- **Requirements**
Can you copy out the data exactly? Leave the images out.
****************
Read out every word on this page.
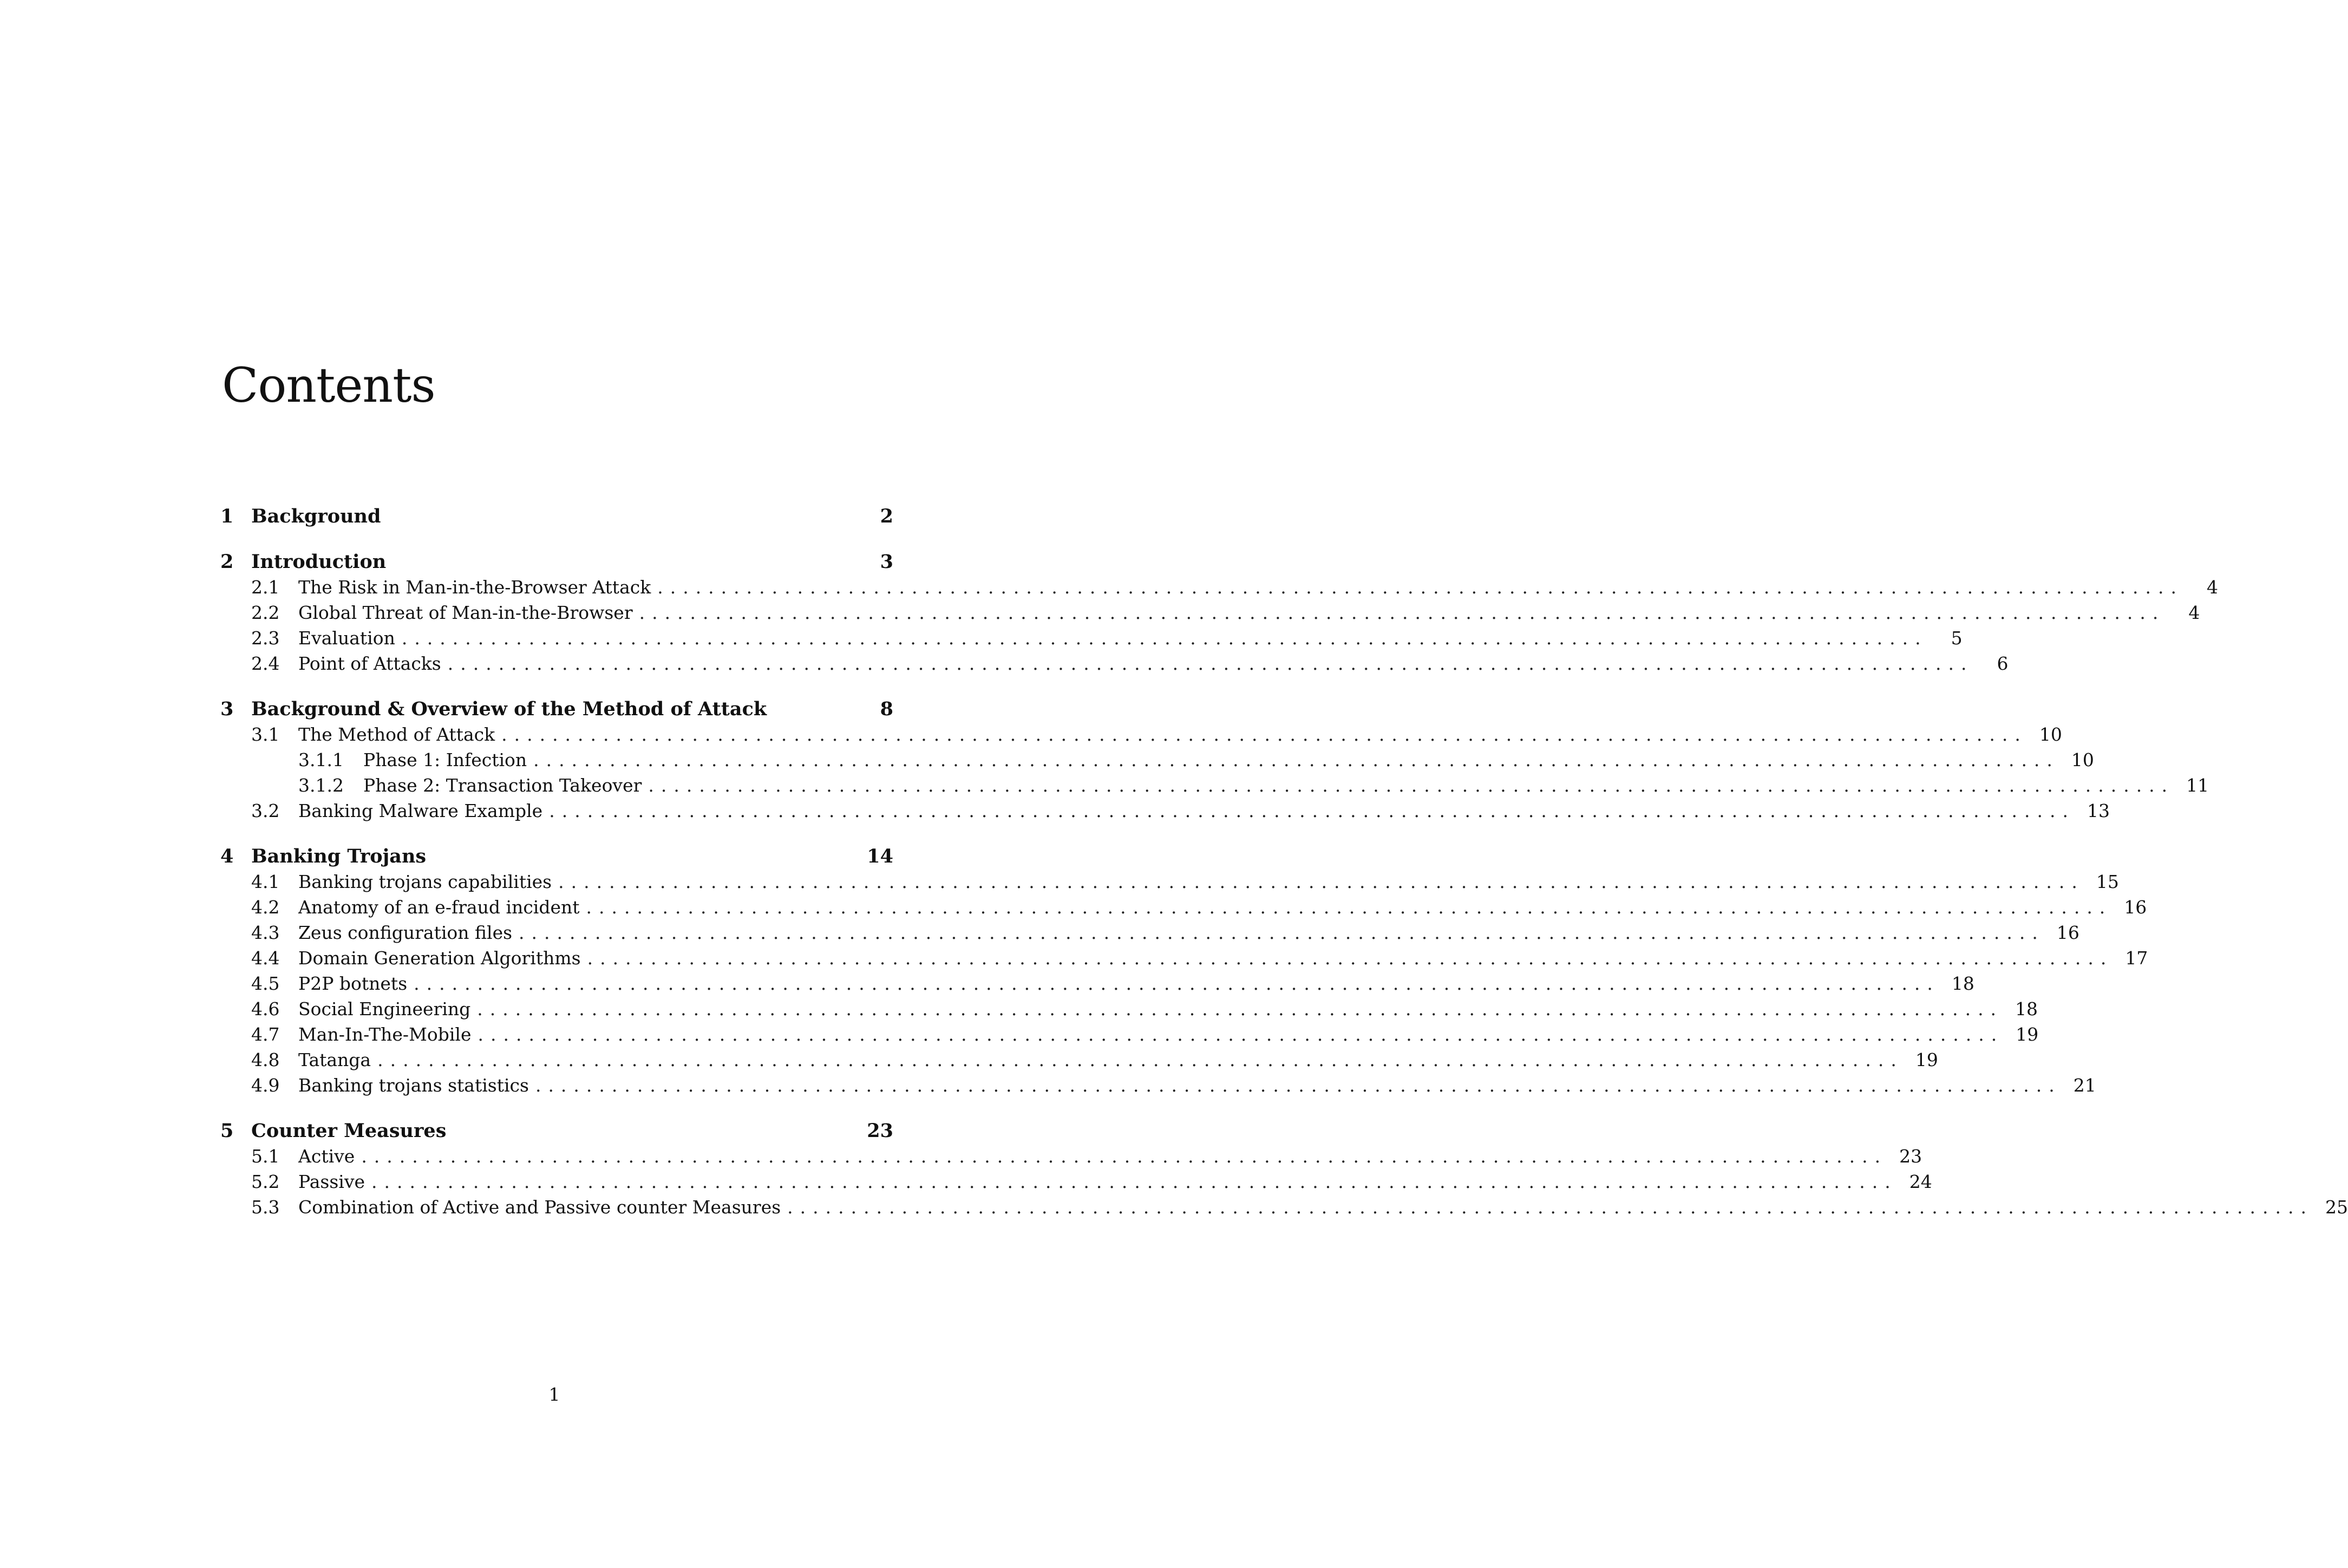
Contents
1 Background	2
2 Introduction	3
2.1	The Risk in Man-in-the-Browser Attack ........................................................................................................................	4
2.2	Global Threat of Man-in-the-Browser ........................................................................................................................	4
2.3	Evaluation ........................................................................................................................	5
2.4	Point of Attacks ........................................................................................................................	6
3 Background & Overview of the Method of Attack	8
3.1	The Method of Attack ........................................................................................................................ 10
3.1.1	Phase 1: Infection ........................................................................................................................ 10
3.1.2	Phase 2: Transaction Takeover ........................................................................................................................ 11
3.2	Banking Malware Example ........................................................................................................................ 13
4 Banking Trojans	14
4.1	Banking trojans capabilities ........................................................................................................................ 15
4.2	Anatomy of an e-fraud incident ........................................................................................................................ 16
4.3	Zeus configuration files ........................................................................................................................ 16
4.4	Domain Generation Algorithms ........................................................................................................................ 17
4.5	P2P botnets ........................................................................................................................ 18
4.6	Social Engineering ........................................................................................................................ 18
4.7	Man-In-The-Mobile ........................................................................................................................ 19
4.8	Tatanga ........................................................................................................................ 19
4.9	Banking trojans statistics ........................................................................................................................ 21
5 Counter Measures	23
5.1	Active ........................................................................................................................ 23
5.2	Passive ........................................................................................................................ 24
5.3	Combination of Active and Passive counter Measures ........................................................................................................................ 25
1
****************
- **Correct output**
Read out every word on this page.
Contents
1 Background	2
2 Introduction	3
2.1	The Risk in Man-in-the-Browser Attack ........................................................................................................................	4
2.2	Global Threat of Man-in-the-Browser ........................................................................................................................	4
2.3	Evaluation ........................................................................................................................	5
2.4	Point of Attacks ........................................................................................................................	6
3 Background & Overview of the Method of Attack	8
3.1	The Method of Attack ........................................................................................................................ 10
3.1.1	Phase 1: Infection ........................................................................................................................ 10
3.1.2	Phase 2: Transaction Takeover ........................................................................................................................ 11
3.2	Banking Malware Example ........................................................................................................................ 13
4 Banking Trojans	14
4.1	Banking trojans capabilities ........................................................................................................................ 15
4.2	Anatomy of an e-fraud incident ........................................................................................................................ 16
4.3	Zeus configuration files ........................................................................................................................ 16
4.4	Domain Generation Algorithms ........................................................................................................................ 17
4.5	P2P botnets ........................................................................................................................ 18
4.6	Social Engineering ........................................................................................................................ 18
4.7	Man-In-The-Mobile ........................................................................................................................ 19
4.8	Tatanga ........................................................................................................................ 19
4.9	Banking trojans statistics ........................................................................................................................ 21
5 Counter Measures	23
5.1	Active ........................................................................................................................ 23
5.2	Passive ........................................................................................................................ 24
5.3	Combination of Active and Passive counter Measures ........................................................................................................................ 25
1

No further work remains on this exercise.